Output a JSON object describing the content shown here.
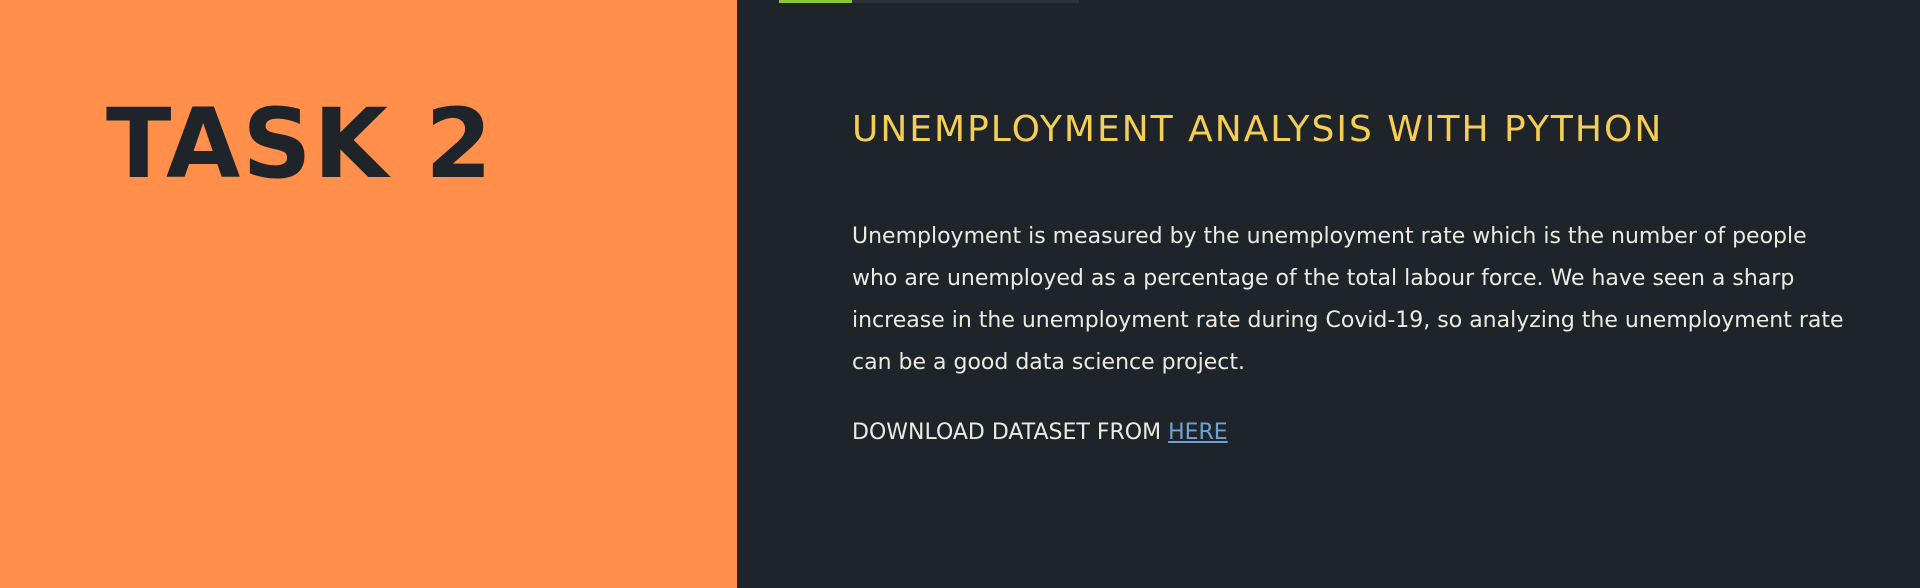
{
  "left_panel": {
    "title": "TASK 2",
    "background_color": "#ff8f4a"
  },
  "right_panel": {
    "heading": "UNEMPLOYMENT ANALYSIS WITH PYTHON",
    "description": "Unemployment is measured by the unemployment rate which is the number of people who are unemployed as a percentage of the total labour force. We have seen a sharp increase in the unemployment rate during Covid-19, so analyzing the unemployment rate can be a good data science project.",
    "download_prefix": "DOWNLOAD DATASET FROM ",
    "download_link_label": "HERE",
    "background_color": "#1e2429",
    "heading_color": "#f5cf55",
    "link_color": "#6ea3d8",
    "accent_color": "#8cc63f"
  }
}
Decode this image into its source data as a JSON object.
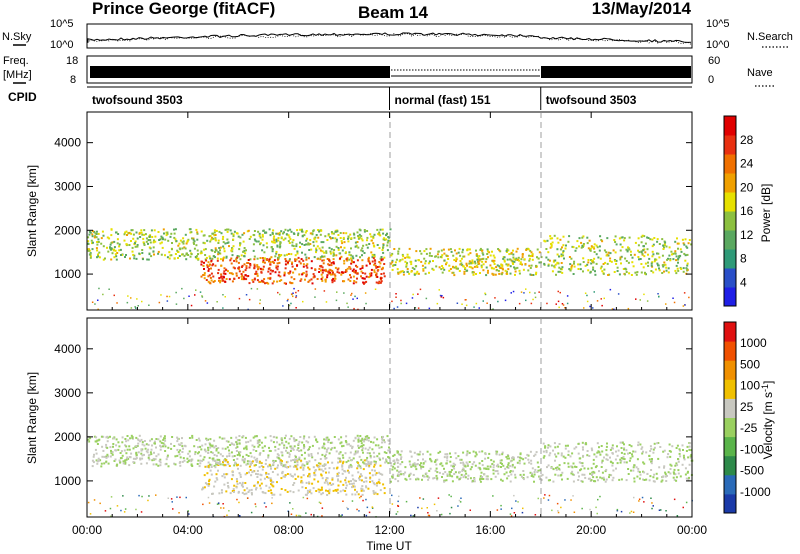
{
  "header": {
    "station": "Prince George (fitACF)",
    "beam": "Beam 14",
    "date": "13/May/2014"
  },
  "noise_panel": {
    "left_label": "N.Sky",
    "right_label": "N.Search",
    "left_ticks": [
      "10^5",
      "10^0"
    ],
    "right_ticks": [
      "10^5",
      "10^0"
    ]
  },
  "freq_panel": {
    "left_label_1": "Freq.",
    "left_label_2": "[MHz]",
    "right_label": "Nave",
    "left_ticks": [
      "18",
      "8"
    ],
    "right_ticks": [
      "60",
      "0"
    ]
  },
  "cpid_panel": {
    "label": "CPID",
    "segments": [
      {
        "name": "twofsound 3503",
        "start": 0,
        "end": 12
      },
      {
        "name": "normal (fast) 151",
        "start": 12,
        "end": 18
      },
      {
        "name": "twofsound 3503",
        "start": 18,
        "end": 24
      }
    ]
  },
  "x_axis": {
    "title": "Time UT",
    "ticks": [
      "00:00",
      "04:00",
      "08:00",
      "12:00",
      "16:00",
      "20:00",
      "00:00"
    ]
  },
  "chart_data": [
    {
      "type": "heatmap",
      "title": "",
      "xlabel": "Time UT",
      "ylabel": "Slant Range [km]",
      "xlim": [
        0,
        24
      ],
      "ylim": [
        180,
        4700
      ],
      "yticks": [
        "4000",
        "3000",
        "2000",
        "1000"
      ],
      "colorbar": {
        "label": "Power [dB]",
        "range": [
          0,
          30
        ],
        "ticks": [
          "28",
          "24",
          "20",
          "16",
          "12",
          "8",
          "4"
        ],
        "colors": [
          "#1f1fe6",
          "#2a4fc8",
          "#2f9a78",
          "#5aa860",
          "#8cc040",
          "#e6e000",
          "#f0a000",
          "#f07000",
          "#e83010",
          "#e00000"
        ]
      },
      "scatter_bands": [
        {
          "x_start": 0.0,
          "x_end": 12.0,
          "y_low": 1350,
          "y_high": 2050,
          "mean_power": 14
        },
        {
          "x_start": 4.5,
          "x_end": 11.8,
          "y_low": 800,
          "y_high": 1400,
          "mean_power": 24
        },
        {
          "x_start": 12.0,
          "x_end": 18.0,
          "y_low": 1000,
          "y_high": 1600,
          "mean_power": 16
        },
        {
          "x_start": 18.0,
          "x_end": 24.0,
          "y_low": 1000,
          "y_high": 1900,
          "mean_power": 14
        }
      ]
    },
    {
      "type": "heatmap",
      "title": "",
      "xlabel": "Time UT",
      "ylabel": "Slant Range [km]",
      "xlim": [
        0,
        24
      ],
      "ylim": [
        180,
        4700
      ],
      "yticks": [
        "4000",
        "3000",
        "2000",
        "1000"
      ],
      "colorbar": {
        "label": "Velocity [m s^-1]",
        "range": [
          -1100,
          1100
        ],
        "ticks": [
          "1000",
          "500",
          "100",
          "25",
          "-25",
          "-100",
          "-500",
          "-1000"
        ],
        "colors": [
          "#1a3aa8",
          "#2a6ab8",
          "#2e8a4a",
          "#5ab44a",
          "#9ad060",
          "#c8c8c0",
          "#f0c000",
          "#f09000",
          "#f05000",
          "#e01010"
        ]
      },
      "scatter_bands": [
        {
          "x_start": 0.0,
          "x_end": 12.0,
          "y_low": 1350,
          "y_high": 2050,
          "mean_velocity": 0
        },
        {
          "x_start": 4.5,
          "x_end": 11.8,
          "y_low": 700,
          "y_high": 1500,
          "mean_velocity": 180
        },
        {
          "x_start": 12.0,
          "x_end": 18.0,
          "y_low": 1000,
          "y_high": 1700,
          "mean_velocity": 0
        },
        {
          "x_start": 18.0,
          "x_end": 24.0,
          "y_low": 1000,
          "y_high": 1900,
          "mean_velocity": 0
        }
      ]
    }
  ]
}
----------
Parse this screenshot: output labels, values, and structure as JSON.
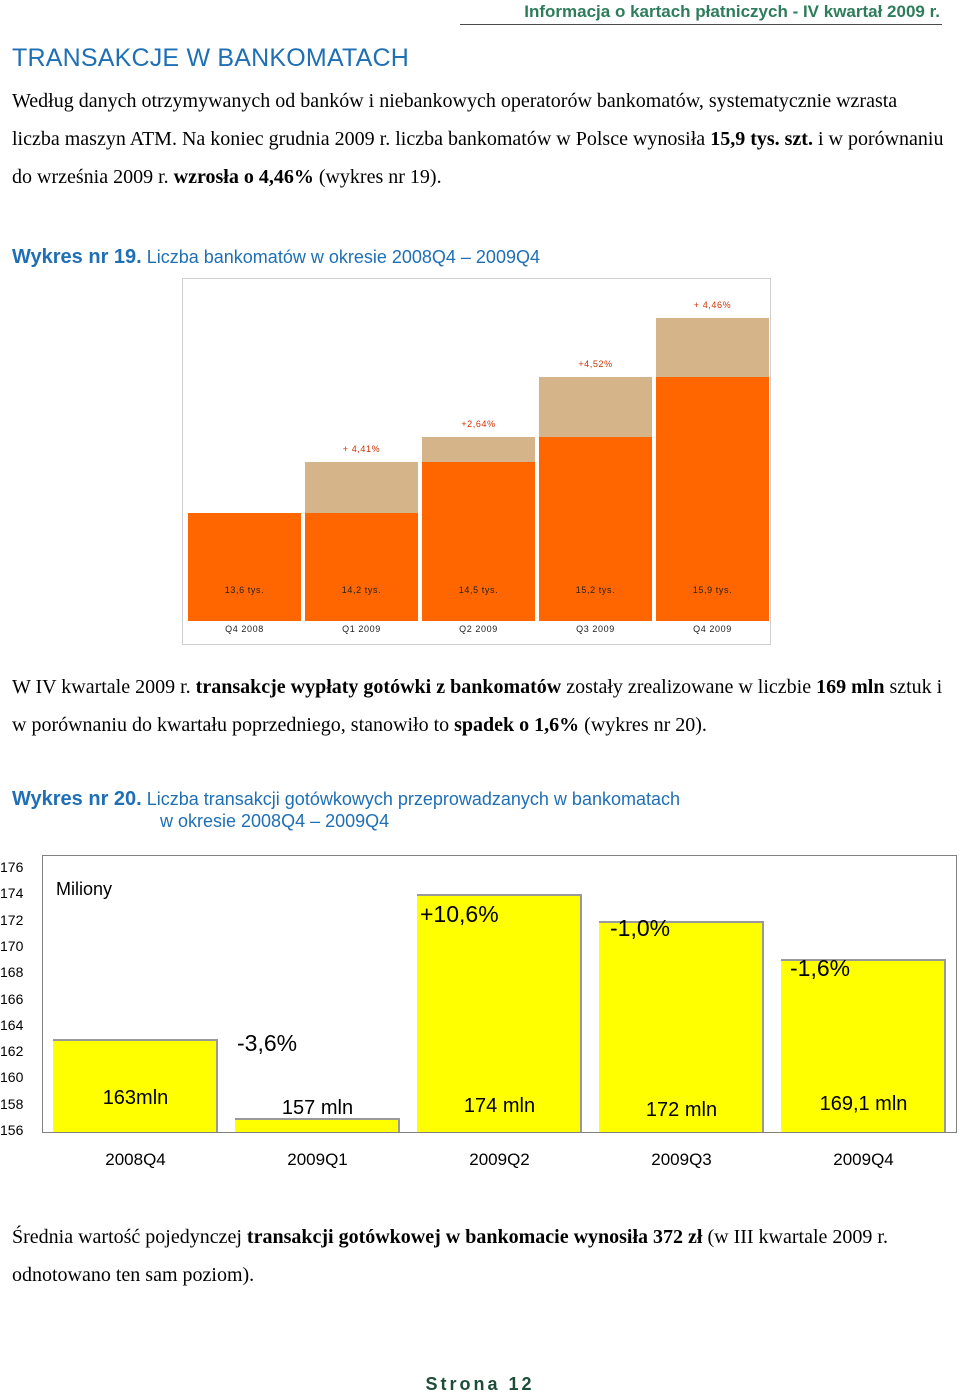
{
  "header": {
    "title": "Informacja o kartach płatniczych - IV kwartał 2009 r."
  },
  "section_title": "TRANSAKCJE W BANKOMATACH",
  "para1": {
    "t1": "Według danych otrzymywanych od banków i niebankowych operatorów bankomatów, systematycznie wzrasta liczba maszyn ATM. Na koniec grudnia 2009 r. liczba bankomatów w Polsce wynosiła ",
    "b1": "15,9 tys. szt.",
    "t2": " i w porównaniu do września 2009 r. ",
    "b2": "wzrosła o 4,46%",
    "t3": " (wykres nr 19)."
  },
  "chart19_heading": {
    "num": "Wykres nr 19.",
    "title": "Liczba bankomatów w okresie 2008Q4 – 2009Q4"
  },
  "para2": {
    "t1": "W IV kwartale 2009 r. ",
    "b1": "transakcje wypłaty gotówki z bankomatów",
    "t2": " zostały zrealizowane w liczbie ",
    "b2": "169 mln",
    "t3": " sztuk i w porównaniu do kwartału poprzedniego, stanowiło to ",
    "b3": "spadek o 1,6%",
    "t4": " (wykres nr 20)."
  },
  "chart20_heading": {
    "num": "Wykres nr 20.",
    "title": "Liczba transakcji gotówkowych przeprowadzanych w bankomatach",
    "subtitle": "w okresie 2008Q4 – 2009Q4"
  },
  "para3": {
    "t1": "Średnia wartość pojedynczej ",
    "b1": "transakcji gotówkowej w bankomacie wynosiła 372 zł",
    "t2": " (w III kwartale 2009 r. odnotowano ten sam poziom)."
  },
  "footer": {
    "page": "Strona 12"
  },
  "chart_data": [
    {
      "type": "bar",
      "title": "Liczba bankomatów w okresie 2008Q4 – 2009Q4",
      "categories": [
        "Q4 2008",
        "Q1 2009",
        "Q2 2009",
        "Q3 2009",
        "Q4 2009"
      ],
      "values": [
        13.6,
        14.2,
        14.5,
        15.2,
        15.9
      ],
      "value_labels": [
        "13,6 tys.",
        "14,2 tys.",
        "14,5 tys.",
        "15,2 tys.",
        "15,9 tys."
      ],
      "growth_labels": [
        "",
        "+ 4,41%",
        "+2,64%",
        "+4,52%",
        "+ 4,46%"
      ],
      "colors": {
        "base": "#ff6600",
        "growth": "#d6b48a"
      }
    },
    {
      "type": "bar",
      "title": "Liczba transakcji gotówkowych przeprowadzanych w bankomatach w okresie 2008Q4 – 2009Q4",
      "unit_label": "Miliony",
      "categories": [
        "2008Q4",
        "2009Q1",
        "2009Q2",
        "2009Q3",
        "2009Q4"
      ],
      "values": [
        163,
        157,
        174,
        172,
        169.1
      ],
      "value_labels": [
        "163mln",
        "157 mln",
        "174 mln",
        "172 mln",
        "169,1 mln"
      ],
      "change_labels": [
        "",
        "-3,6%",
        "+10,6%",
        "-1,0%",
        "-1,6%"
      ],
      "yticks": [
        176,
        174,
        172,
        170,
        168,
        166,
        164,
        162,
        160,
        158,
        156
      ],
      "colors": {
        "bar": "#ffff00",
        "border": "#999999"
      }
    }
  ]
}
----------
-- JOB --
Extract every line above containing the word "przeprowadzanych".

-- RESPONSE BELOW --
    "title": "Liczba transakcji gotówkowych przeprowadzanych w bankomatach",
      "title": "Liczba transakcji gotówkowych przeprowadzanych w bankomatach w okresie 2008Q4 – 2009Q4",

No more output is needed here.